Written task 1 ▸ How many lines of the records contain the string "curve", counting only matches with the same case? Give the number alone.

-- begin Passage provided --

Subject: Re: @booted_kernel magic symlink?
To: Chapman Flack <nblists@anastigmatix.net>
From: Garrett D'Amore <garrett_damore@tadpole.com>
List: tech-kern
Date: 04/26/2006 22:13:28
Chapman Flack wrote:
> Simon Burge wrote:
>>> From what I understand so far, it's only savecore that really cares
>> about the exact location of the kernel? All the rest of the programs
>> can use ksyms or sysctls or whatever instead, and don't need direct
>> access to the kernel file itself.
>
> Yes ... they *could* all use sysctls ... the theory is lovely ...
> but about 18 of 'em currently don't, and by what date do you predict
> all 18 will have been re-engineered to use sysctls? Bear in mind that
> for each one this requires analyzing the data structures it currently
> grovels from the kernel, designing an equivalent structure in terms of
> sysctl nodes, implementing the kernel code to supply the newly designed
> sysctl node interface, and then adapting the userland tool to use it.

-- end Passage provided --

Written task 2 ▸ Reproduce the entire mailing-list message word for word.

-- begin Provided data --

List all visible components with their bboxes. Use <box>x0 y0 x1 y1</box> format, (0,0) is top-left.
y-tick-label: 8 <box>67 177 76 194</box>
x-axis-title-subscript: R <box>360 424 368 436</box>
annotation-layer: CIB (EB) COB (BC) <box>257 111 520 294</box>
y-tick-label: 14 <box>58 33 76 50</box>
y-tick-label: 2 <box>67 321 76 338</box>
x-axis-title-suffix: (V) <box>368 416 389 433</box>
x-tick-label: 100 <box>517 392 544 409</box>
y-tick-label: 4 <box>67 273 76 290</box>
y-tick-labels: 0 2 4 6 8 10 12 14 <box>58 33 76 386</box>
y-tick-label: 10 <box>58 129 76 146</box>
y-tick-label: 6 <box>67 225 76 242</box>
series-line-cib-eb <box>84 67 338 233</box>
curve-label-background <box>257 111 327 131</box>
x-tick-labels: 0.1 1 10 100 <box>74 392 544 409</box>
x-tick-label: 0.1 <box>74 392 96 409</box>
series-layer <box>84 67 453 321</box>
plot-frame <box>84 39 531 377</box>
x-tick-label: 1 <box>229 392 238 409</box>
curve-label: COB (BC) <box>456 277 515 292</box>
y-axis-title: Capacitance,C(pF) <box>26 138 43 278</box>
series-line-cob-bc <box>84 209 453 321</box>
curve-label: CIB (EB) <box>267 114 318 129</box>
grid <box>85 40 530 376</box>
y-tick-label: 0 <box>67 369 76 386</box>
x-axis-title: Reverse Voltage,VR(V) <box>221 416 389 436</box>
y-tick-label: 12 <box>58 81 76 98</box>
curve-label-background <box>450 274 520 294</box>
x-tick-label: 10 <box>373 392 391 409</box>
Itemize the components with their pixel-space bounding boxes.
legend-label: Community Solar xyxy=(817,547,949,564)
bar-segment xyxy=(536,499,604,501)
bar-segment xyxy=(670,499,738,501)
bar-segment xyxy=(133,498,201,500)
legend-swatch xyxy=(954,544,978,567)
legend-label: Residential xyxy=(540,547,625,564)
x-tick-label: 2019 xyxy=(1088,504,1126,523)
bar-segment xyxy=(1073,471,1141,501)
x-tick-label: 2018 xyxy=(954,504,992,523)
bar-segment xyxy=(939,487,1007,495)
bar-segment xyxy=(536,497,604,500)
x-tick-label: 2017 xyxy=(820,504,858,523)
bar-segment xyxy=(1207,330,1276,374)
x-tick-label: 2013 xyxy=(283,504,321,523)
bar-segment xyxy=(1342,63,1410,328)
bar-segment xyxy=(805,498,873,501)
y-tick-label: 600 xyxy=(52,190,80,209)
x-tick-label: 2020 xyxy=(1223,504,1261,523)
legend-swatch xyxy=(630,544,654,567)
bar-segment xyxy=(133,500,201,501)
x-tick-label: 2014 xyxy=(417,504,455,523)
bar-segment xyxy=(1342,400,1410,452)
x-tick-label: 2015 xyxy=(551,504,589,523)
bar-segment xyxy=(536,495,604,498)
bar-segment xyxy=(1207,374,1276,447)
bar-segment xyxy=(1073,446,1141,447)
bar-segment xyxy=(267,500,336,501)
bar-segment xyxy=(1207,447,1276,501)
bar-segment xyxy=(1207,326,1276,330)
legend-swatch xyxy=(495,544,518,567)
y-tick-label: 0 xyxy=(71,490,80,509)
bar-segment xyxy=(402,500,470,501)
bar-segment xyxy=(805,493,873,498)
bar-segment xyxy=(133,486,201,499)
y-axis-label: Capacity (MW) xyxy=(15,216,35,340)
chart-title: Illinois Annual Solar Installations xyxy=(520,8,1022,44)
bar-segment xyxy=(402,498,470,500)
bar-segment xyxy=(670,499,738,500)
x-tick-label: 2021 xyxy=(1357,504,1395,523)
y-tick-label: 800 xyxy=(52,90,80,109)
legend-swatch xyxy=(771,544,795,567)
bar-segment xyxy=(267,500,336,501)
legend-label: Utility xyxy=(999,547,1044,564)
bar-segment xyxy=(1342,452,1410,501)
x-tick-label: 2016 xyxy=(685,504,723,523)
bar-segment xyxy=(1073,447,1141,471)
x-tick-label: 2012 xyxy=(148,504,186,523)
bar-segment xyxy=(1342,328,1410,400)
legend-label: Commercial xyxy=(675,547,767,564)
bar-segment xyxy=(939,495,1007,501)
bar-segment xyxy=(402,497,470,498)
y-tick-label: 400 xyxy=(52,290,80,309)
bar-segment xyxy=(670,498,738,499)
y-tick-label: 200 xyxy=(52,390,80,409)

-- end Provided data --

Correct response 1 ▸ 4

Correct response 2 ▸
Subject: Re: @booted_kernel magic symlink?
To: Chapman Flack <nblists@anastigmatix.net>
From: Garrett D'Amore <garrett_damore@tadpole.com>
List: tech-kern
Date: 04/26/2006 22:13:28
Chapman Flack wrote:
> Simon Burge wrote:
>>> From what I understand so far, it's only savecore that really cares
>> about the exact location of the kernel? All the rest of the programs
>> can use ksyms or sysctls or whatever instead, and don't need direct
>> access to the kernel file itself.
>
> Yes ... they *could* all use sysctls ... the theory is lovely ...
> but about 18 of 'em currently don't, and by what date do you predict
> all 18 will have been re-engineered to use sysctls? Bear in mind that
> for each one this requires analyzing the data structures it currently
> grovels from the kernel, designing an equivalent structure in terms of
> sysctl nodes, implementing the kernel code to supply the newly designed
> sysctl node interface, and then adapting the userland tool to use it.